For this exercise, restate every line below word for word and drop the images.

§ **EXERCISE INPUTS**:
■ ■ ■ ■ ■

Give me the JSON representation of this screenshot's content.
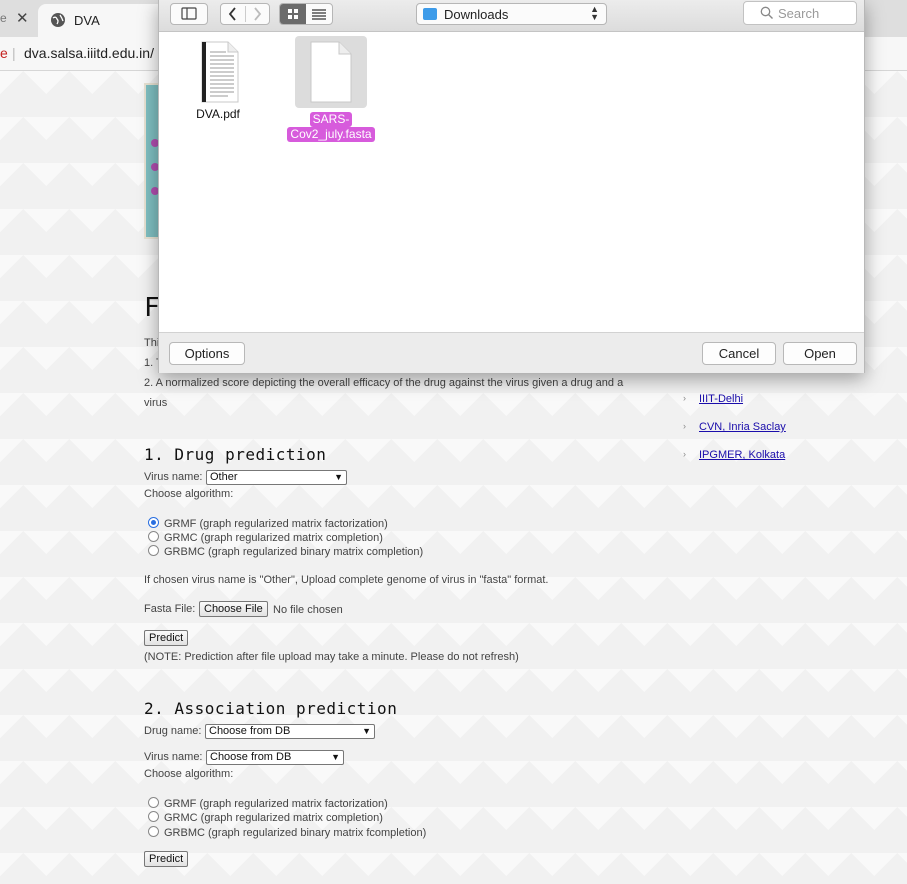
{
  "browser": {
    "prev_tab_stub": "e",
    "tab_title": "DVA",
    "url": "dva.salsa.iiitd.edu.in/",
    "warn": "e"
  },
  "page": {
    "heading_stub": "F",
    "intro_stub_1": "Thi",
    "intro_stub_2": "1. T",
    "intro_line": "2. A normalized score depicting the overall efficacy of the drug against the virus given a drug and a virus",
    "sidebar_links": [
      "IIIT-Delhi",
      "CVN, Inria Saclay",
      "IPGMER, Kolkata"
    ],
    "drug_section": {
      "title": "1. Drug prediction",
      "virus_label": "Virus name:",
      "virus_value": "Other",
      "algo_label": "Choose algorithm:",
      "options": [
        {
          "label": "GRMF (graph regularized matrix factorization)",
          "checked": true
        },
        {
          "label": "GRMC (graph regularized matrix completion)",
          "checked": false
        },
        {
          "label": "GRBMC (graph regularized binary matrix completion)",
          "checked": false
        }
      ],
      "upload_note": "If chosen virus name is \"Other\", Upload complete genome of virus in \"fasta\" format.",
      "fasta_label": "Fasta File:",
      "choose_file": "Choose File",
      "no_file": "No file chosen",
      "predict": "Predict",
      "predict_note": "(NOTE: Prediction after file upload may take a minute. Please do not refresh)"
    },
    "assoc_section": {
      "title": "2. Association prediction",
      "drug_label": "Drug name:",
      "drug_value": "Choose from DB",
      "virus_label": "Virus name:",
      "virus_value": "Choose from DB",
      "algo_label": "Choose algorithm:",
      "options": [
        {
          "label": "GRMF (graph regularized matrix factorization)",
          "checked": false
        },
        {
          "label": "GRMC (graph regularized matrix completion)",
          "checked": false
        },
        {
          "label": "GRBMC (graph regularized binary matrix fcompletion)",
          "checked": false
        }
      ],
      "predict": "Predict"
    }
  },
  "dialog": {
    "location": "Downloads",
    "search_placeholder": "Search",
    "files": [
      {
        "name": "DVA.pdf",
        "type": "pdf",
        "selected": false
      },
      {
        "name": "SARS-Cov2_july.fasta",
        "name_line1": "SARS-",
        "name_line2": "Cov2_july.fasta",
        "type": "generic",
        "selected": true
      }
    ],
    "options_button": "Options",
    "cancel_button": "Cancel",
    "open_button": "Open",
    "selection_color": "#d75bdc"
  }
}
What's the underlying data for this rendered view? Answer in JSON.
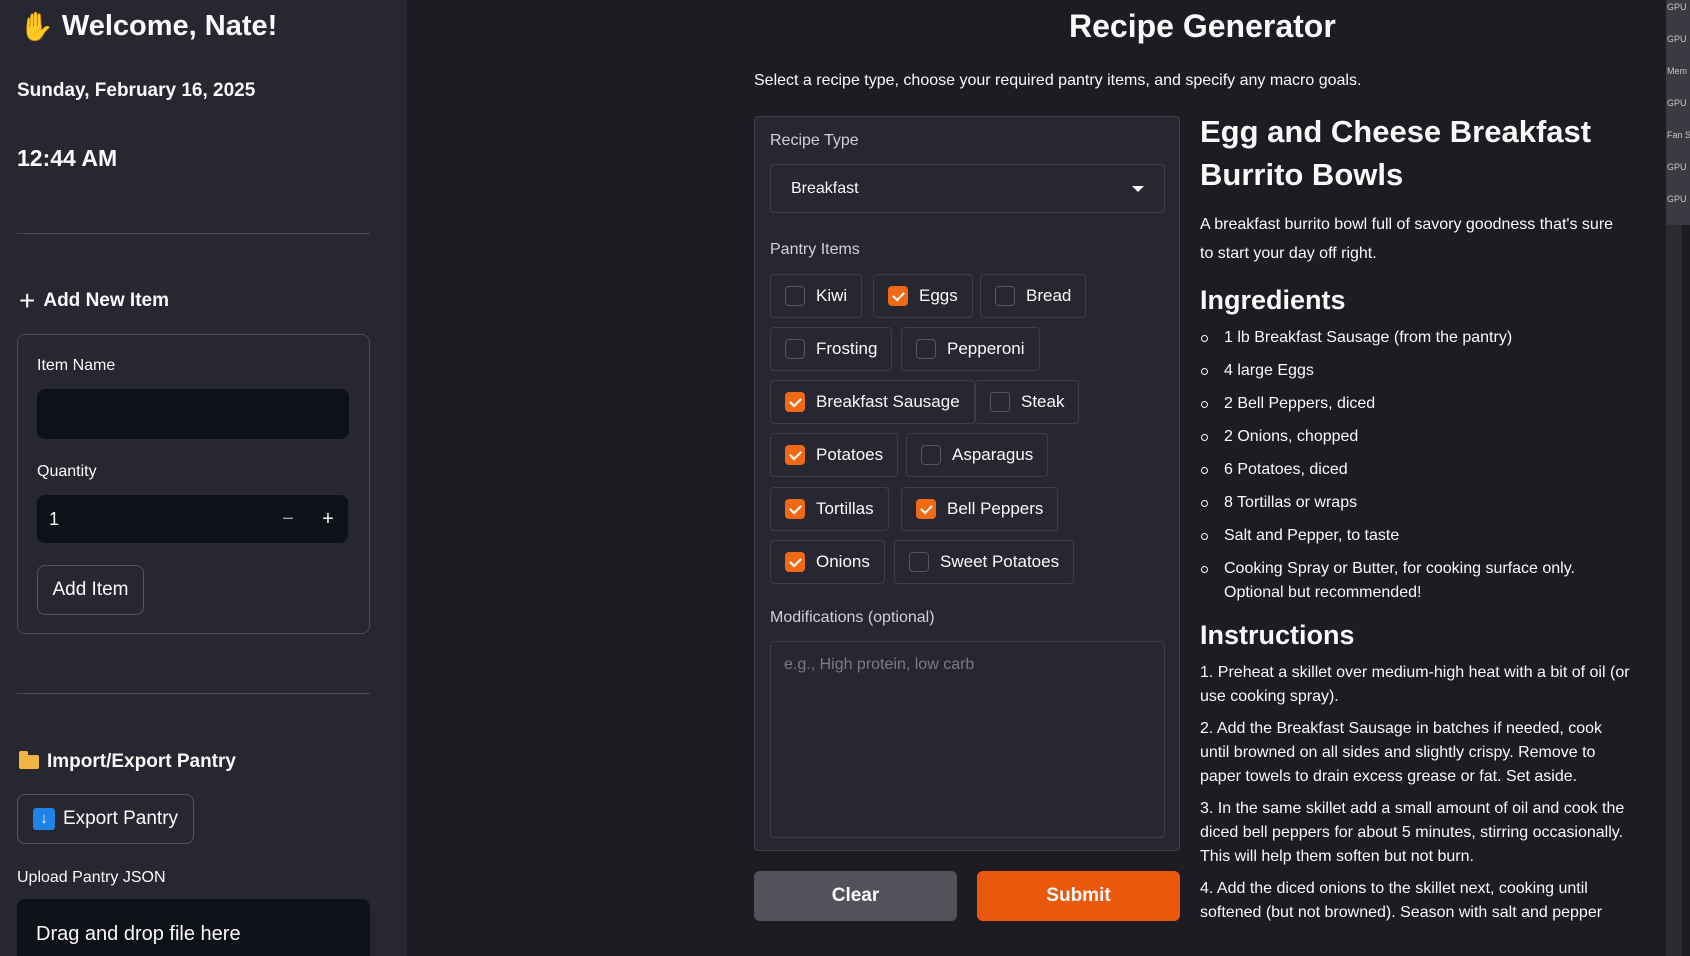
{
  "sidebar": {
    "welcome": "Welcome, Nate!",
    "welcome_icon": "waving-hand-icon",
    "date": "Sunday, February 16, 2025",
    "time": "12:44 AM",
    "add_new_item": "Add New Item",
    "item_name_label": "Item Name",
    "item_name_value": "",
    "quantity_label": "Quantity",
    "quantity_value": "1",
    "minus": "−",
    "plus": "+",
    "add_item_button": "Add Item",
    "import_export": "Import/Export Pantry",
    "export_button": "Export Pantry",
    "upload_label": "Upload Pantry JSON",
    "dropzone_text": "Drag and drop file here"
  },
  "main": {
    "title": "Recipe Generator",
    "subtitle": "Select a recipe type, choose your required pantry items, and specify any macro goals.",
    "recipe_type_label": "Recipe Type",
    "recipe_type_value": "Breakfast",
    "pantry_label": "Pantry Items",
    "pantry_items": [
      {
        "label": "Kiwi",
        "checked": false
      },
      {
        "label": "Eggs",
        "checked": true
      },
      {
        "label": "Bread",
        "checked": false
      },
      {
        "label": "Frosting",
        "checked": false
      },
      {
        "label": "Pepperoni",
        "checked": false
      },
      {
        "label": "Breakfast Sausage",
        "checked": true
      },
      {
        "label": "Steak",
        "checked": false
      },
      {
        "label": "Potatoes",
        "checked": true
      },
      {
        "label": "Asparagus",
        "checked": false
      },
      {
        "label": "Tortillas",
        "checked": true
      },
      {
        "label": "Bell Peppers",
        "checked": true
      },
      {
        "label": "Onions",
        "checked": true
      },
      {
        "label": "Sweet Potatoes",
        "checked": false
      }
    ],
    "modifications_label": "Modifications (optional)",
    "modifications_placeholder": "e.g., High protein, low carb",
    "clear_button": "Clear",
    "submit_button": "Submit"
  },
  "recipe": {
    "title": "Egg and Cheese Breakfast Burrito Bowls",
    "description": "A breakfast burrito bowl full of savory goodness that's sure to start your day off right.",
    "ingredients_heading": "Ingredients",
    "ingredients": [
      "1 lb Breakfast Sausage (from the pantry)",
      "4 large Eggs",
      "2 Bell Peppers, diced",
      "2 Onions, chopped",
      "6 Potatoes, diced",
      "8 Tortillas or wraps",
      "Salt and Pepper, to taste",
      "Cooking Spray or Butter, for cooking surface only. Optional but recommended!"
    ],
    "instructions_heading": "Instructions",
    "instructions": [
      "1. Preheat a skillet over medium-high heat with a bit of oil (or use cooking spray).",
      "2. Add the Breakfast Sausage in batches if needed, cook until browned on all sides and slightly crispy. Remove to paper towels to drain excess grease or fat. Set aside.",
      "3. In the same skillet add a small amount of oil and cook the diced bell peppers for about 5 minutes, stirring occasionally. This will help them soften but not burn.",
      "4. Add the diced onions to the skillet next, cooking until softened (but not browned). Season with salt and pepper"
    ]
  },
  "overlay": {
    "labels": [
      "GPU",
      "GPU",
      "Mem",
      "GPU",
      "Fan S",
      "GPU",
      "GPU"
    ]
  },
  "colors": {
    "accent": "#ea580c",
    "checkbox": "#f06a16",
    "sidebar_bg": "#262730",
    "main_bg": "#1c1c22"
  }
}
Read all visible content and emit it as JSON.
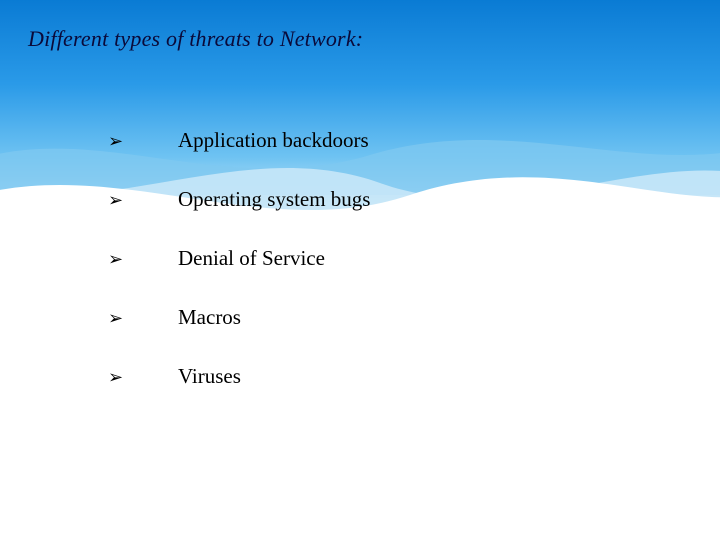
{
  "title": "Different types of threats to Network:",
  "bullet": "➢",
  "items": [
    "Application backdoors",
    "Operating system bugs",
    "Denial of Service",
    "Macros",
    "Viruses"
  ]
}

■ ■ ■ ■ ■

§ **COMPLETED TASK**:
Give me the JSON representation of this screenshot's content.
{
  "browser": {
    "prev_tab_stub": "e",
    "tab_title": "DVA",
    "url": "dva.salsa.iiitd.edu.in/",
    "warn": "e"
  },
  "page": {
    "heading_stub": "F",
    "intro_stub_1": "Thi",
    "intro_stub_2": "1. T",
    "intro_line": "2. A normalized score depicting the overall efficacy of the drug against the virus given a drug and a virus",
    "sidebar_links": [
      "IIIT-Delhi",
      "CVN, Inria Saclay",
      "IPGMER, Kolkata"
    ],
    "drug_section": {
      "title": "1. Drug prediction",
      "virus_label": "Virus name:",
      "virus_value": "Other",
      "algo_label": "Choose algorithm:",
      "options": [
        {
          "label": "GRMF (graph regularized matrix factorization)",
          "checked": true
        },
        {
          "label": "GRMC (graph regularized matrix completion)",
          "checked": false
        },
        {
          "label": "GRBMC (graph regularized binary matrix completion)",
          "checked": false
        }
      ],
      "upload_note": "If chosen virus name is \"Other\", Upload complete genome of virus in \"fasta\" format.",
      "fasta_label": "Fasta File:",
      "choose_file": "Choose File",
      "no_file": "No file chosen",
      "predict": "Predict",
      "predict_note": "(NOTE: Prediction after file upload may take a minute. Please do not refresh)"
    },
    "assoc_section": {
      "title": "2. Association prediction",
      "drug_label": "Drug name:",
      "drug_value": "Choose from DB",
      "virus_label": "Virus name:",
      "virus_value": "Choose from DB",
      "algo_label": "Choose algorithm:",
      "options": [
        {
          "label": "GRMF (graph regularized matrix factorization)",
          "checked": false
        },
        {
          "label": "GRMC (graph regularized matrix completion)",
          "checked": false
        },
        {
          "label": "GRBMC (graph regularized binary matrix fcompletion)",
          "checked": false
        }
      ],
      "predict": "Predict"
    }
  },
  "dialog": {
    "location": "Downloads",
    "search_placeholder": "Search",
    "files": [
      {
        "name": "DVA.pdf",
        "type": "pdf",
        "selected": false
      },
      {
        "name": "SARS-Cov2_july.fasta",
        "name_line1": "SARS-",
        "name_line2": "Cov2_july.fasta",
        "type": "generic",
        "selected": true
      }
    ],
    "options_button": "Options",
    "cancel_button": "Cancel",
    "open_button": "Open",
    "selection_color": "#d75bdc"
  }
}
What's the underlying data for this rendered view? Answer in JSON.
{
  "sidebar": {
    "welcome": "Welcome, Nate!",
    "welcome_icon": "waving-hand-icon",
    "date": "Sunday, February 16, 2025",
    "time": "12:44 AM",
    "add_new_item": "Add New Item",
    "item_name_label": "Item Name",
    "item_name_value": "",
    "quantity_label": "Quantity",
    "quantity_value": "1",
    "minus": "−",
    "plus": "+",
    "add_item_button": "Add Item",
    "import_export": "Import/Export Pantry",
    "export_button": "Export Pantry",
    "upload_label": "Upload Pantry JSON",
    "dropzone_text": "Drag and drop file here"
  },
  "main": {
    "title": "Recipe Generator",
    "subtitle": "Select a recipe type, choose your required pantry items, and specify any macro goals.",
    "recipe_type_label": "Recipe Type",
    "recipe_type_value": "Breakfast",
    "pantry_label": "Pantry Items",
    "pantry_items": [
      {
        "label": "Kiwi",
        "checked": false
      },
      {
        "label": "Eggs",
        "checked": true
      },
      {
        "label": "Bread",
        "checked": false
      },
      {
        "label": "Frosting",
        "checked": false
      },
      {
        "label": "Pepperoni",
        "checked": false
      },
      {
        "label": "Breakfast Sausage",
        "checked": true
      },
      {
        "label": "Steak",
        "checked": false
      },
      {
        "label": "Potatoes",
        "checked": true
      },
      {
        "label": "Asparagus",
        "checked": false
      },
      {
        "label": "Tortillas",
        "checked": true
      },
      {
        "label": "Bell Peppers",
        "checked": true
      },
      {
        "label": "Onions",
        "checked": true
      },
      {
        "label": "Sweet Potatoes",
        "checked": false
      }
    ],
    "modifications_label": "Modifications (optional)",
    "modifications_placeholder": "e.g., High protein, low carb",
    "clear_button": "Clear",
    "submit_button": "Submit"
  },
  "recipe": {
    "title": "Egg and Cheese Breakfast Burrito Bowls",
    "description": "A breakfast burrito bowl full of savory goodness that's sure to start your day off right.",
    "ingredients_heading": "Ingredients",
    "ingredients": [
      "1 lb Breakfast Sausage (from the pantry)",
      "4 large Eggs",
      "2 Bell Peppers, diced",
      "2 Onions, chopped",
      "6 Potatoes, diced",
      "8 Tortillas or wraps",
      "Salt and Pepper, to taste",
      "Cooking Spray or Butter, for cooking surface only. Optional but recommended!"
    ],
    "instructions_heading": "Instructions",
    "instructions": [
      "1. Preheat a skillet over medium-high heat with a bit of oil (or use cooking spray).",
      "2. Add the Breakfast Sausage in batches if needed, cook until browned on all sides and slightly crispy. Remove to paper towels to drain excess grease or fat. Set aside.",
      "3. In the same skillet add a small amount of oil and cook the diced bell peppers for about 5 minutes, stirring occasionally. This will help them soften but not burn.",
      "4. Add the diced onions to the skillet next, cooking until softened (but not browned). Season with salt and pepper"
    ]
  },
  "overlay": {
    "labels": [
      "GPU",
      "GPU",
      "Mem",
      "GPU",
      "Fan S",
      "GPU",
      "GPU"
    ]
  },
  "colors": {
    "accent": "#ea580c",
    "checkbox": "#f06a16",
    "sidebar_bg": "#262730",
    "main_bg": "#1c1c22"
  }
}
Read all visible content and emit it as JSON.
{
  "title": "Different types of threats to Network:",
  "bullet": "➢",
  "items": [
    "Application backdoors",
    "Operating system bugs",
    "Denial of Service",
    "Macros",
    "Viruses"
  ]
}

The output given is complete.